### Short problem
Without further comment, state how many lines in the listing below contain the word "размера".

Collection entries
........

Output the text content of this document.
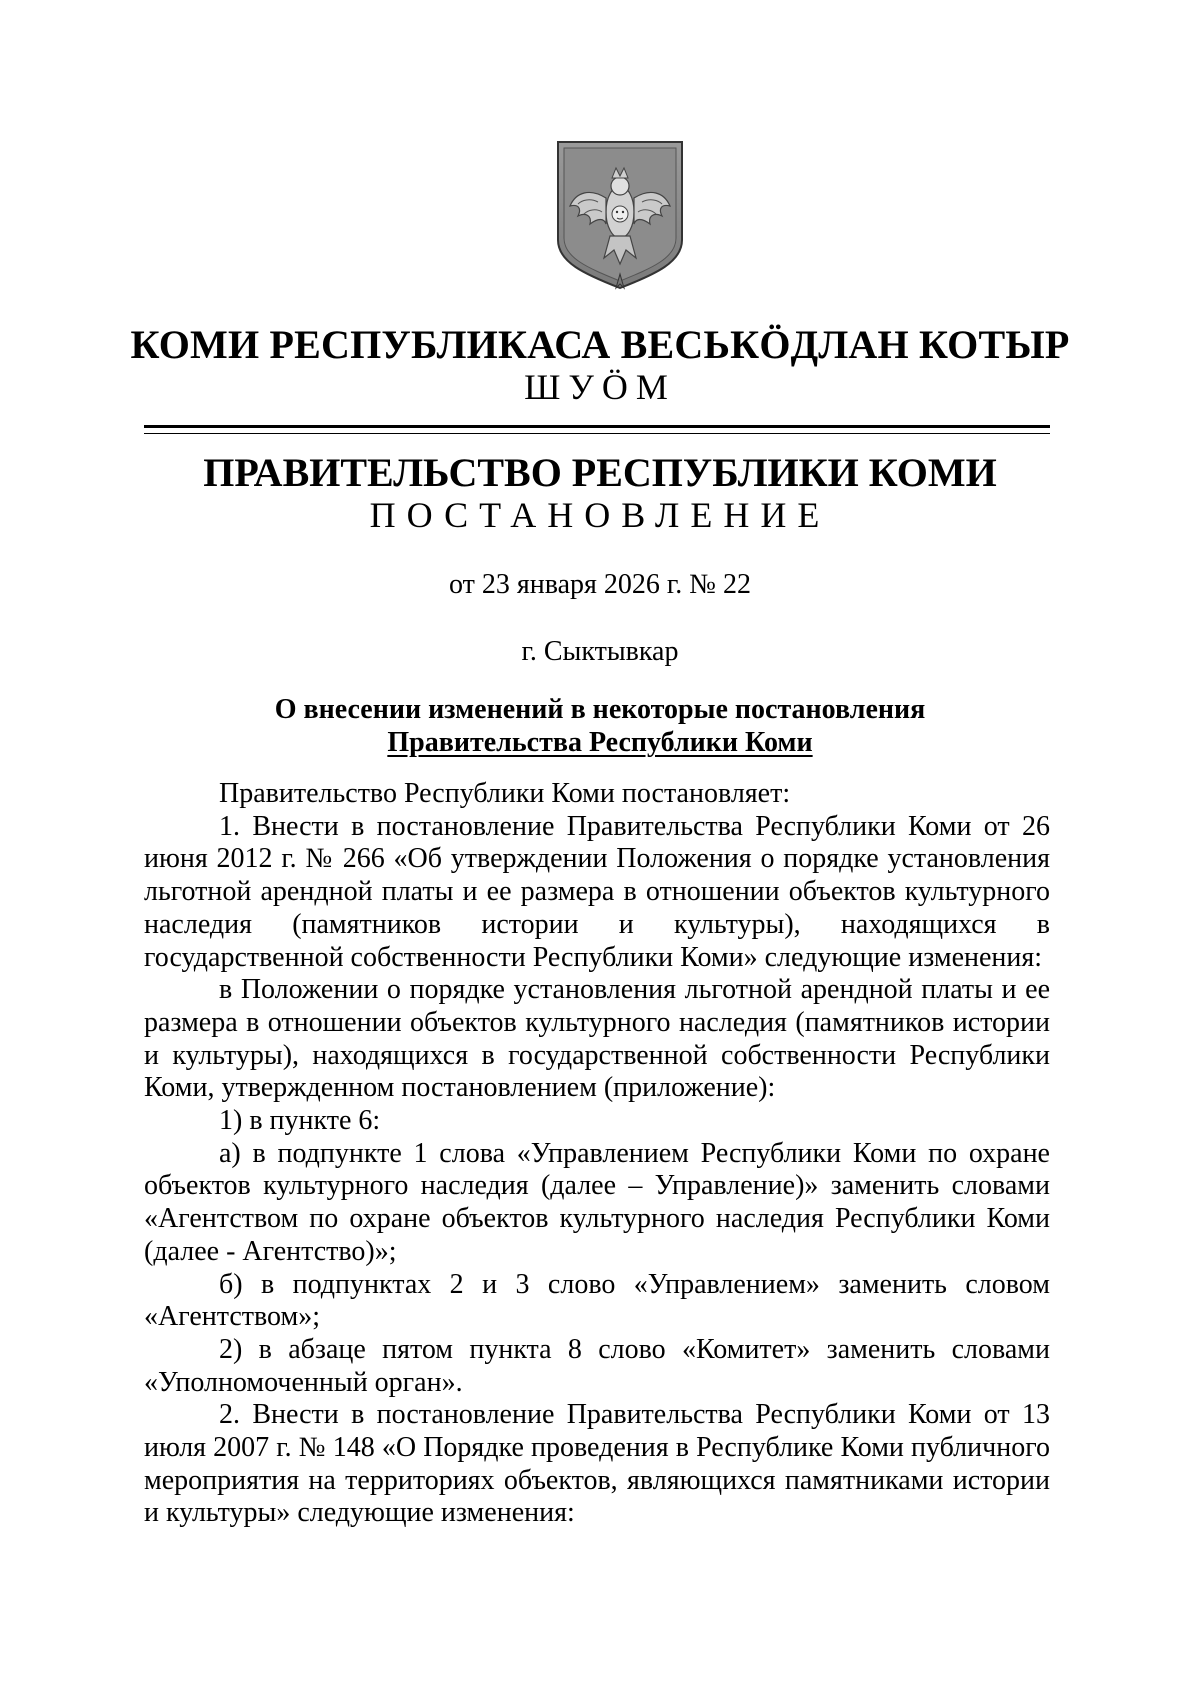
КОМИ РЕСПУБЛИКАСА ВЕСЬКӦДЛАН КОТЫР
ШУӦМ
ПРАВИТЕЛЬСТВО РЕСПУБЛИКИ КОМИ
ПОСТАНОВЛЕНИЕ
от 23 января 2026 г. № 22
г. Сыктывкар
О внесении изменений в некоторые постановления
Правительства Республики Коми

Правительство Республики Коми постановляет:

1. Внести в постановление Правительства Республики Коми от 26 июня 2012 г. № 266 «Об утверждении Положения о порядке установления льготной арендной платы и ее размера в отношении объектов культурного наследия (памятников истории и культуры), находящихся в государственной собственности Республики Коми» следующие изменения:

в Положении о порядке установления льготной арендной платы и ее размера в отношении объектов культурного наследия (памятников истории и культуры), находящихся в государственной собственности Республики Коми, утвержденном постановлением (приложение):

1) в пункте 6:

а) в подпункте 1 слова «Управлением Республики Коми по охране объектов культурного наследия (далее – Управление)» заменить словами «Агентством по охране объектов культурного наследия Республики Коми (далее - Агентство)»;

б) в подпунктах 2 и 3 слово «Управлением» заменить словом «Агентством»;

2) в абзаце пятом пункта 8 слово «Комитет» заменить словами «Уполномоченный орган».

2. Внести в постановление Правительства Республики Коми от 13 июля 2007 г. № 148 «О Порядке проведения в Республике Коми публичного мероприятия на территориях объектов, являющихся памятниками истории и культуры» следующие изменения:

........

### Task result
2